Data entries for graphics

▬▬▬▬▬▬▬▬▬▬

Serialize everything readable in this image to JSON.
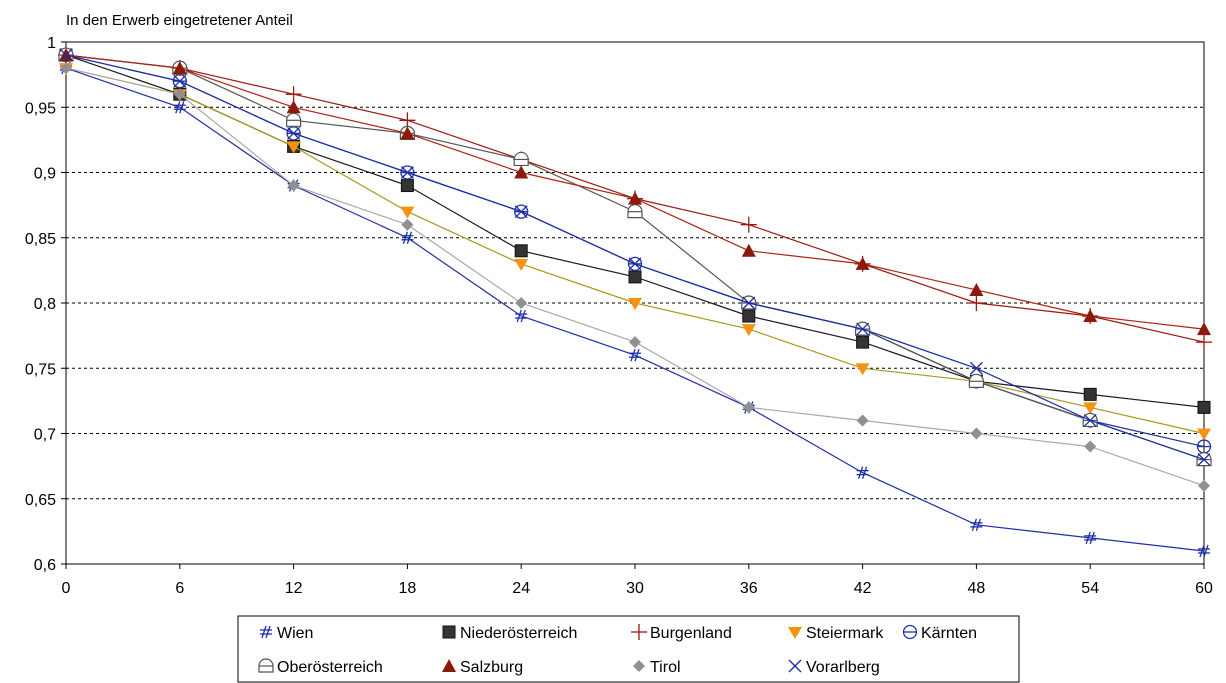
{
  "chart_data": {
    "type": "line",
    "title": "",
    "ylabel": "In den Erwerb eingetretener Anteil",
    "xlabel": "",
    "x": [
      0,
      6,
      12,
      18,
      24,
      30,
      36,
      42,
      48,
      54,
      60
    ],
    "x_ticks": [
      "0",
      "6",
      "12",
      "18",
      "24",
      "30",
      "36",
      "42",
      "48",
      "54",
      "60"
    ],
    "ylim": [
      0.6,
      1
    ],
    "y_ticks": [
      "0,6",
      "0,65",
      "0,7",
      "0,75",
      "0,8",
      "0,85",
      "0,9",
      "0,95",
      "1"
    ],
    "y_tick_values": [
      0.6,
      0.65,
      0.7,
      0.75,
      0.8,
      0.85,
      0.9,
      0.95,
      1.0
    ],
    "grid": "horizontal-dashed",
    "legend_position": "bottom",
    "series": [
      {
        "name": "Wien",
        "color": "#1f2fa6",
        "marker": "hash",
        "values": [
          0.98,
          0.95,
          0.89,
          0.85,
          0.79,
          0.76,
          0.72,
          0.67,
          0.63,
          0.62,
          0.61
        ]
      },
      {
        "name": "Niederösterreich",
        "color": "#1a1a1a",
        "marker": "square",
        "values": [
          0.99,
          0.96,
          0.92,
          0.89,
          0.84,
          0.82,
          0.79,
          0.77,
          0.74,
          0.73,
          0.72
        ]
      },
      {
        "name": "Burgenland",
        "color": "#9a1a10",
        "marker": "plus",
        "values": [
          0.99,
          0.98,
          0.96,
          0.94,
          0.91,
          0.88,
          0.86,
          0.83,
          0.8,
          0.79,
          0.77
        ]
      },
      {
        "name": "Steiermark",
        "color": "#a89a1c",
        "marker": "triangle-down",
        "marker_color": "#f5920f",
        "values": [
          0.98,
          0.96,
          0.92,
          0.87,
          0.83,
          0.8,
          0.78,
          0.75,
          0.74,
          0.72,
          0.7
        ]
      },
      {
        "name": "Kärnten",
        "color": "#2030a0",
        "marker": "circle-bar",
        "values": [
          0.99,
          0.97,
          0.93,
          0.9,
          0.87,
          0.83,
          0.8,
          0.78,
          0.74,
          0.71,
          0.69
        ]
      },
      {
        "name": "Oberösterreich",
        "color": "#555555",
        "marker": "half-circle",
        "values": [
          0.99,
          0.98,
          0.94,
          0.93,
          0.91,
          0.87,
          0.8,
          0.78,
          0.74,
          0.71,
          0.68
        ]
      },
      {
        "name": "Salzburg",
        "color": "#b02010",
        "marker": "triangle-up",
        "marker_color": "#8b1a0a",
        "values": [
          0.99,
          0.98,
          0.95,
          0.93,
          0.9,
          0.88,
          0.84,
          0.83,
          0.81,
          0.79,
          0.78
        ]
      },
      {
        "name": "Tirol",
        "color": "#a9a9a9",
        "marker": "diamond",
        "marker_color": "#909090",
        "values": [
          0.98,
          0.96,
          0.89,
          0.86,
          0.8,
          0.77,
          0.72,
          0.71,
          0.7,
          0.69,
          0.66
        ]
      },
      {
        "name": "Vorarlberg",
        "color": "#1a2ca8",
        "marker": "x",
        "values": [
          0.99,
          0.97,
          0.93,
          0.9,
          0.87,
          0.83,
          0.8,
          0.78,
          0.75,
          0.71,
          0.68
        ]
      }
    ],
    "legend_rows": [
      [
        "Wien",
        "Niederösterreich",
        "Burgenland",
        "Steiermark",
        "Kärnten"
      ],
      [
        "Oberösterreich",
        "Salzburg",
        "Tirol",
        "Vorarlberg"
      ]
    ]
  }
}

▬▬▬▬▬▬▬▬▬▬

## TASK DIRECTIONS
Pull every line containing "triangle" from the material above.

## ANSWER TO THIS PROBLEM
        "marker": "triangle-down",
        "marker": "triangle-up",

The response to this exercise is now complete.